• _Extract to read_
____________________

Journeying together in Christ

The Cruciform Life: Jeremiah

The Cruciform Life: Jeremiah

by William Morrow

St. Andrew’s Presbyterian Church, Kingston ON

March 24, 2019

Texts: Jeremiah 20:7-13; Mark 15:25-39

I wonder how many of us would find the following want-ad attractive? “Prophet wanted. Must be prepared for constant conflict, physical abuse and verbal harassment. Arrest and arbitrary detention a possibility. No pay. No benefits. No time for family life.” All of you who are interested please see me after the service. I’ll be glad to help you find a competent psychotherapist or counselor.

In popular terms, Jeremiah was a whistleblower. According to Wikipedia, “A whistleblower is a person who exposes any kind of information or activity that is deemed illegal, unethical, or not correct within an organization …”[1] Well, prophets and whistleblower have a lot in common, and Jeremiah was both.

Now, Jeremiah lived more than 2,500 years ago in the ancient kingdom of Judah. At that time, Jerusalem was the capital city of Judah and the headquarters of the Church of his day. The political and religious authorities of Jerusalem were more or less the same people and they were convinced that God was on their side. But, Jeremiah, inspired as he was with the spirit of the living God, had the courage to tell them that they were wrong. He told them that if they didn’t change their ways God was going to tear the entire society down to the very ground and start all over again. No wonder Jeremiah was unpopular in the corridors of power. He blew the whistle on a corrupt government and a corrupt church. And he paid a terrible price for doing so!

____________________

• _Entries shown_
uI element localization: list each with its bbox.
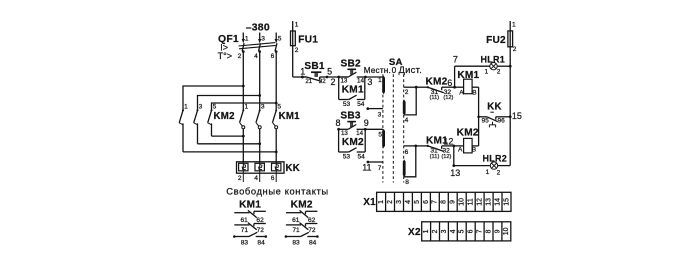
svg-text:2: 2 [238, 53, 242, 60]
svg-text:KK: KK [286, 163, 301, 174]
wire node 11 SA pin 7 stub [362, 161, 383, 173]
contact KM1 31-32 interlock [416, 135, 454, 160]
label Svobodnye kontakty [226, 186, 328, 197]
svg-text:A: A [459, 89, 464, 96]
svg-text:12: 12 [443, 136, 453, 146]
coil KM2 [454, 128, 479, 154]
wire feed KM2 pole 2 [198, 96, 260, 111]
selector switch SA [364, 57, 422, 183]
svg-text:2: 2 [330, 77, 335, 87]
lamp HLR2 [454, 154, 510, 177]
svg-text:14: 14 [357, 78, 364, 85]
svg-text:15: 15 [503, 198, 510, 206]
svg-text:6: 6 [271, 175, 275, 182]
svg-text:96: 96 [498, 118, 506, 125]
svg-text:(12): (12) [443, 95, 453, 101]
svg-text:71: 71 [241, 227, 249, 234]
wire feed KM2 pole 1 [183, 86, 243, 110]
svg-text:9: 9 [450, 200, 457, 204]
svg-text:2: 2 [238, 175, 242, 182]
pushbutton SB3 [335, 111, 368, 137]
svg-text:(11): (11) [429, 95, 439, 101]
svg-text:3: 3 [261, 35, 265, 42]
svg-text:1: 1 [486, 169, 490, 176]
svg-text:1: 1 [484, 69, 488, 76]
terminal block X2 [408, 222, 511, 241]
svg-text:11: 11 [468, 198, 475, 205]
svg-text:5: 5 [459, 229, 466, 233]
svg-text:1: 1 [244, 103, 248, 110]
svg-text:2: 2 [387, 200, 394, 204]
wire phase A from QF1 to KM1 pole 1 [242, 52, 245, 110]
contactor KM1 main contacts [240, 103, 301, 161]
svg-text:4: 4 [450, 229, 457, 233]
svg-text:–380: –380 [246, 23, 270, 34]
svg-text:4: 4 [254, 175, 258, 182]
wire node 3 to SA pin 1 [365, 77, 383, 87]
wire node 13 [450, 146, 460, 178]
svg-text:2: 2 [513, 46, 517, 53]
svg-text:Свободные контакты: Свободные контакты [226, 186, 328, 197]
svg-text:13: 13 [486, 198, 493, 206]
wire node 9 to SA pin 5 [365, 129, 383, 138]
wire merge KM2 pole2 to KM1 pole2 [198, 142, 262, 145]
svg-text:HLR2: HLR2 [483, 154, 508, 164]
svg-text:83: 83 [292, 239, 300, 246]
svg-text:1: 1 [423, 229, 430, 233]
label -380 supply [246, 23, 270, 34]
svg-text:53: 53 [343, 101, 351, 108]
svg-text:1: 1 [512, 22, 516, 29]
svg-text:1: 1 [295, 22, 299, 29]
svg-text:FU1: FU1 [298, 34, 318, 45]
svg-text:12: 12 [477, 198, 484, 206]
svg-text:SB2: SB2 [341, 58, 362, 69]
svg-text:3: 3 [441, 229, 448, 233]
svg-text:7: 7 [432, 200, 439, 204]
svg-text:Местн.: Местн. [364, 66, 391, 75]
svg-text:5: 5 [327, 66, 332, 76]
svg-text:2: 2 [432, 229, 439, 233]
wire SA pin 3 stub [366, 107, 383, 118]
wire merge KM2 pole3 to KM1 pole1 [212, 135, 245, 138]
svg-text:X1: X1 [363, 197, 376, 208]
thermal relay KK heaters [237, 162, 301, 174]
svg-text:21: 21 [305, 78, 312, 85]
svg-text:1: 1 [378, 200, 385, 204]
svg-text:6: 6 [423, 200, 430, 204]
svg-text:2: 2 [497, 170, 501, 177]
svg-text:54: 54 [358, 153, 366, 160]
svg-text:FU2: FU2 [486, 35, 506, 46]
svg-text:HLR1: HLR1 [481, 54, 506, 64]
svg-text:2: 2 [497, 69, 501, 76]
svg-text:0: 0 [392, 66, 397, 75]
svg-text:6: 6 [405, 149, 409, 156]
svg-text:10: 10 [503, 227, 510, 235]
svg-text:83: 83 [241, 239, 249, 246]
svg-text:KM2: KM2 [425, 77, 447, 88]
wire SA pins 2-4 to riser [404, 86, 418, 124]
svg-text:6: 6 [468, 229, 475, 233]
svg-text:A: A [458, 146, 463, 153]
wire node 15 right rail [509, 50, 522, 166]
svg-text:62: 62 [308, 217, 316, 224]
svg-text:KM1: KM1 [239, 199, 261, 210]
svg-text:61: 61 [241, 217, 249, 224]
svg-text:KM2: KM2 [291, 199, 313, 210]
svg-text:5: 5 [414, 200, 421, 204]
svg-text:22: 22 [319, 78, 326, 85]
svg-text:KM1: KM1 [457, 70, 479, 81]
wire coil KM1 B to KK [478, 87, 480, 117]
terminal block X1 [363, 192, 511, 211]
svg-text:53: 53 [343, 153, 351, 160]
wire node 5 / node 2 [327, 66, 348, 86]
svg-text:KM1: KM1 [279, 111, 301, 122]
svg-text:72: 72 [308, 227, 316, 234]
thermal contact KK 95-96 [477, 101, 510, 127]
svg-text:4: 4 [405, 200, 412, 204]
svg-text:15: 15 [512, 111, 522, 121]
svg-text:(11): (11) [430, 154, 440, 160]
svg-text:5: 5 [213, 103, 217, 110]
wire feed KM2 pole 3 [212, 103, 277, 110]
svg-text:9: 9 [364, 118, 369, 128]
svg-text:8: 8 [441, 200, 448, 204]
svg-text:5: 5 [277, 103, 281, 110]
svg-text:10: 10 [459, 198, 466, 206]
svg-text:1: 1 [245, 35, 249, 42]
svg-text:KM1: KM1 [342, 85, 364, 96]
svg-text:14: 14 [495, 198, 502, 206]
contact KM2 31-32 interlock [416, 77, 454, 102]
svg-text:84: 84 [257, 239, 265, 246]
svg-text:B: B [472, 89, 477, 96]
svg-text:1: 1 [184, 103, 188, 110]
svg-text:2: 2 [295, 47, 299, 54]
svg-text:54: 54 [357, 101, 365, 108]
svg-text:71: 71 [292, 227, 300, 234]
wire phase B from QF1 to KM1 pole 2 [258, 52, 261, 110]
free contacts KM1 [233, 199, 267, 246]
svg-text:61: 61 [292, 217, 300, 224]
svg-text:1: 1 [378, 77, 382, 84]
free contacts KM2 [285, 199, 319, 246]
KK pins 2 4 6 and tail wires [238, 162, 276, 182]
svg-text:84: 84 [309, 239, 317, 246]
svg-text:3: 3 [367, 77, 372, 87]
svg-text:8: 8 [405, 179, 409, 186]
svg-text:4: 4 [254, 53, 258, 60]
svg-text:3: 3 [261, 103, 265, 110]
svg-text:KM2: KM2 [457, 128, 479, 139]
pushbutton SB1 [301, 61, 328, 85]
svg-text:6: 6 [271, 53, 275, 60]
svg-text:8: 8 [485, 229, 492, 233]
pushbutton SB2 [339, 58, 367, 84]
svg-text:SB1: SB1 [304, 61, 325, 72]
svg-text:13: 13 [450, 168, 460, 178]
svg-text:5: 5 [378, 131, 382, 138]
wire node 6 node 7 [447, 54, 458, 88]
svg-text:72: 72 [257, 227, 265, 234]
svg-text:7: 7 [453, 54, 458, 64]
svg-text:Дист.: Дист. [398, 64, 422, 75]
contact KM2 53-54 self-hold [339, 129, 366, 160]
svg-text:13: 13 [340, 78, 347, 85]
svg-text:62: 62 [256, 217, 264, 224]
svg-text:5: 5 [278, 35, 282, 42]
svg-text:KK: KK [487, 101, 502, 112]
wire node 1 [293, 67, 307, 79]
svg-text:95: 95 [482, 118, 490, 125]
svg-text:KM2: KM2 [214, 111, 235, 122]
svg-text:7: 7 [477, 229, 484, 233]
wire phase C from QF1 to KM1 pole 3 [275, 52, 278, 110]
svg-text:B: B [472, 146, 477, 153]
wire node 12 [443, 136, 455, 147]
coil KM1 [455, 70, 480, 97]
wire merge KM2 pole1 to KM1 pole3 [183, 151, 278, 154]
svg-text:2: 2 [405, 89, 409, 96]
svg-text:7: 7 [378, 165, 382, 172]
svg-text:3: 3 [396, 200, 403, 204]
svg-text:9: 9 [494, 229, 501, 233]
circuit breaker QF1 [218, 33, 282, 61]
svg-text:3: 3 [378, 112, 382, 119]
svg-text:8: 8 [335, 118, 340, 128]
svg-text:(12): (12) [441, 154, 451, 160]
contactor KM2 main contacts [179, 103, 235, 151]
wire coil KM2 B riser to KK [478, 117, 480, 146]
svg-text:4: 4 [405, 117, 409, 124]
svg-text:KM2: KM2 [342, 137, 364, 148]
svg-text:3: 3 [199, 103, 203, 110]
wire SA pins 6-8 to riser [404, 145, 417, 186]
svg-text:SB3: SB3 [340, 111, 361, 122]
svg-text:X2: X2 [408, 227, 421, 238]
fuse FU1 [291, 21, 319, 77]
contact KM1 53-54 self-hold [339, 77, 365, 108]
svg-text:6: 6 [447, 78, 452, 88]
lamp HLR1 [455, 54, 511, 75]
fuse FU2 [486, 21, 517, 53]
svg-text:T°>: T°> [218, 51, 232, 61]
svg-text:11: 11 [362, 163, 371, 173]
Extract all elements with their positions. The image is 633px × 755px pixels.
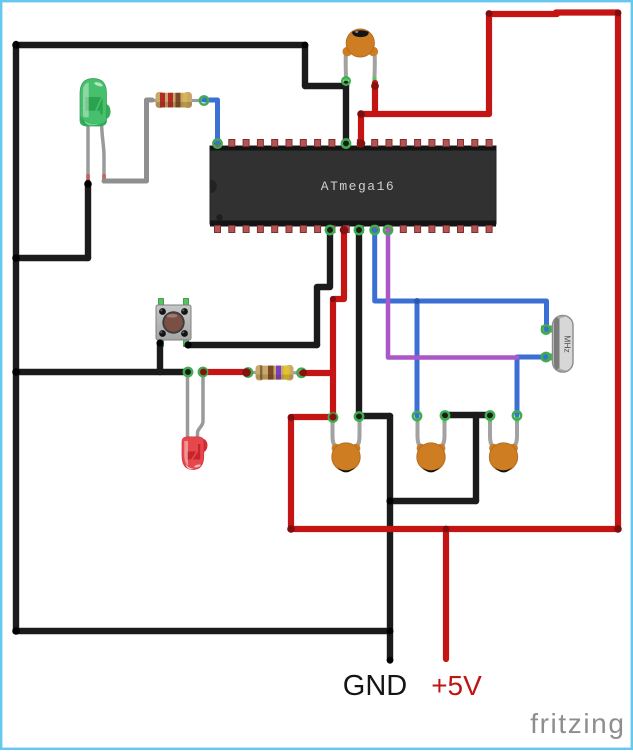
wire red drop to U1 VCC pin (358, 114, 364, 143)
wire black GND jog to C1 left leg (305, 83, 346, 89)
ground net black wires (16, 44, 490, 661)
wire black GND rail to LED D2 cathode (16, 369, 188, 375)
capacitor C4 (488, 415, 519, 472)
wire red C1 right leg drop (372, 83, 378, 114)
wire black LED D1 cathode to rail (16, 255, 88, 261)
capacitor C3 load cap (415, 415, 446, 472)
wire red +5V stub (443, 529, 449, 659)
crystal Y1 MHz (542, 316, 574, 373)
wire black GND bottom horizontal (16, 628, 390, 634)
LED D1 green (80, 79, 111, 184)
wire red top horizontal segment 1 (489, 11, 557, 17)
wire red +5V horizontal under C1 (361, 111, 489, 117)
wire red LED D2 anode to R2 (203, 369, 248, 375)
wire black U1 pin to button jog (317, 230, 330, 345)
resistor R2 (246, 365, 303, 381)
wire purple U1 XTAL2 pin to crystal pin 2 net (388, 230, 517, 358)
signal net blue wires (204, 100, 547, 416)
wire blue R1 to U1 pin 1 (204, 100, 218, 143)
wire red top horizontal segment 2 (556, 9, 618, 15)
LED D2 red (182, 374, 208, 470)
junction blue tee (414, 298, 420, 304)
+5V net red wires (203, 13, 618, 660)
connection rings green (184, 77, 550, 422)
wire black LED D1 cathode drop (85, 183, 91, 258)
wire black U1 pin to C2 right leg (356, 230, 362, 416)
red wire corner junctions (287, 10, 622, 533)
wire red jog to C2 left leg (291, 414, 333, 420)
wire blue crystal pin 2 to C4 right leg (517, 357, 546, 415)
wire red left riser (288, 417, 294, 529)
IC U1 ATmega16 (210, 140, 496, 233)
wire red riser to top (486, 14, 492, 114)
wire red U1 pin to C2 left leg vertical (333, 230, 344, 417)
wire black C2 right leg to GND rail (359, 413, 390, 419)
resistor R1 (146, 92, 203, 108)
wire black button right pin horizontal (188, 342, 317, 348)
wire red bottom horizontal rail (291, 526, 618, 532)
wire blue tee to C3 left leg (415, 301, 420, 416)
wire black C1 left leg to U1 pin (343, 84, 349, 143)
svg-text:GND: GND (343, 670, 407, 702)
wire black GND stub vertical (387, 416, 393, 661)
wire black button left pin drop (157, 343, 163, 372)
capacitor C2 load cap (330, 415, 361, 472)
svg-text:fritzing: fritzing (530, 708, 625, 739)
svg-text:MHz: MHz (562, 335, 572, 352)
red wire end dots (200, 82, 379, 421)
svg-text:+5V: +5V (431, 670, 482, 701)
wire black GND top horizontal (16, 42, 305, 48)
wire black GND top jog vertical (302, 45, 308, 86)
wire red R2 right lead to +5V riser (302, 370, 333, 376)
black wire corner junctions (12, 41, 393, 663)
capacitor C1 ceramic (343, 29, 379, 84)
svg-text:ATmega16: ATmega16 (321, 179, 395, 194)
wire black load caps ground tee horizontal (390, 498, 476, 504)
wire black GND left vertical rail (13, 44, 19, 631)
wire black C3 right leg to C4 left leg (445, 412, 490, 418)
wire black load caps ground tee vertical (473, 415, 479, 501)
wire blue U1 XTAL pin to crystal pin 1 (375, 230, 547, 330)
wire red right vertical rail (615, 13, 621, 530)
pushbutton S1 (156, 299, 191, 347)
wire gray LED D1 anode to R1 (104, 100, 152, 181)
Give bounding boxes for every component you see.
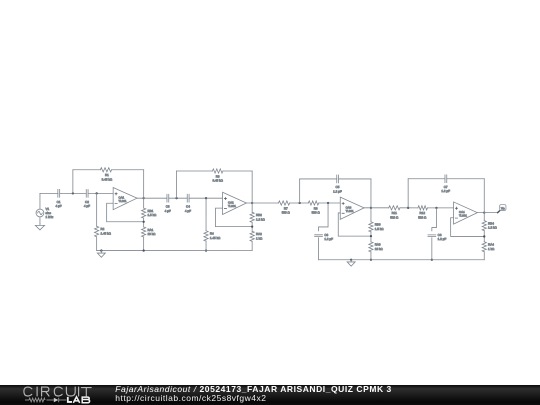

____________________

• _Challenge 1_
In the sermon on Jeremiah, how many years ago does the preacher say Jeremiah lived?
• _Challenge 2_
Write the next part of the sermon on Jeremiah, picking up after its final sentence.
The records were taken from a separate source.

• _Final result 1_
More than 2,500 years ago.

• _Final result 2_
The biblical passage we read this morning is a vindication of the ministry of Jeremiah.[2] It’s opening words sound strange and even blasphemous to our ears. On what grounds could the prophet possibly justify to crying out, “O Lord, you have enticed me, and I was enticed.”[3] As if God tricked Jeremiah into a miserable life! However, the point of these words is that Jeremiah had no choice, even when his mission brought him “reproach and derision all day long.”[4]

As much as this prayer was directed to God, it was also directed to Jeremiah’s support group. In fact, this prayer has in mind three different audiences. If we accept the possibility that these words stem from the prophet himself,[5] then they were certainly addressed to God. But the prophet’s supporters needed to hear this prayer also, in order to be convinced of Jeremiah’s innocence and the validity of his mission. After all in the ancient world the normal conclusion that would be drawn, when people were in as much trouble as Jeremiah, was that they must have offended God and that their sufferings were deserved.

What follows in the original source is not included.